=== WHAT NEEDS TO BE DONE ===
Transcribe the records below exactly.

-------- GIVEN RECORDS

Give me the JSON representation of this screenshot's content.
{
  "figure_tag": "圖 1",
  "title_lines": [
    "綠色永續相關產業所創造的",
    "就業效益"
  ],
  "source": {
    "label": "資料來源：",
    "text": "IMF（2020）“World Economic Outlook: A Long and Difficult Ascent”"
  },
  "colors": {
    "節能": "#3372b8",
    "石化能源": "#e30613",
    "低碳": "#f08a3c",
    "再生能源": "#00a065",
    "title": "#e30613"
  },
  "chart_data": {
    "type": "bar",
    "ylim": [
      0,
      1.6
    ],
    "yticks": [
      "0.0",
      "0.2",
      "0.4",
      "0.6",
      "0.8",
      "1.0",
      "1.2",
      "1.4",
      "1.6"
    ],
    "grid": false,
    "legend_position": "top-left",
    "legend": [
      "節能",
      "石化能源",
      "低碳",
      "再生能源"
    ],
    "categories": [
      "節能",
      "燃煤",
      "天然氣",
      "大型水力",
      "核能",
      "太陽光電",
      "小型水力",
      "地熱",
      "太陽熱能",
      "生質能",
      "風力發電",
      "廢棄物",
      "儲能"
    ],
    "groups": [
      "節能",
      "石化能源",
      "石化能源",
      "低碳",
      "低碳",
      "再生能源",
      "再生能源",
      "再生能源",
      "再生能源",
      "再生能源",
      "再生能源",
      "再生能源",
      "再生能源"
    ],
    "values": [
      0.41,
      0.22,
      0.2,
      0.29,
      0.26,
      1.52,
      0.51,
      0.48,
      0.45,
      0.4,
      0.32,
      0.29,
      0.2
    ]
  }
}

----------------

=== SOLUTION FOR THIS EXERCISE ===
Give me the JSON representation of this screenshot's content.
{
  "figure_tag": "圖 1",
  "title_lines": [
    "綠色永續相關產業所創造的",
    "就業效益"
  ],
  "source": {
    "label": "資料來源：",
    "text": "IMF（2020）“World Economic Outlook: A Long and Difficult Ascent”"
  },
  "colors": {
    "節能": "#3372b8",
    "石化能源": "#e30613",
    "低碳": "#f08a3c",
    "再生能源": "#00a065",
    "title": "#e30613"
  },
  "chart_data": {
    "type": "bar",
    "ylim": [
      0,
      1.6
    ],
    "yticks": [
      "0.0",
      "0.2",
      "0.4",
      "0.6",
      "0.8",
      "1.0",
      "1.2",
      "1.4",
      "1.6"
    ],
    "grid": false,
    "legend_position": "top-left",
    "legend": [
      "節能",
      "石化能源",
      "低碳",
      "再生能源"
    ],
    "categories": [
      "節能",
      "燃煤",
      "天然氣",
      "大型水力",
      "核能",
      "太陽光電",
      "小型水力",
      "地熱",
      "太陽熱能",
      "生質能",
      "風力發電",
      "廢棄物",
      "儲能"
    ],
    "groups": [
      "節能",
      "石化能源",
      "石化能源",
      "低碳",
      "低碳",
      "再生能源",
      "再生能源",
      "再生能源",
      "再生能源",
      "再生能源",
      "再生能源",
      "再生能源",
      "再生能源"
    ],
    "values": [
      0.41,
      0.22,
      0.2,
      0.29,
      0.26,
      1.52,
      0.51,
      0.48,
      0.45,
      0.4,
      0.32,
      0.29,
      0.2
    ]
  }
}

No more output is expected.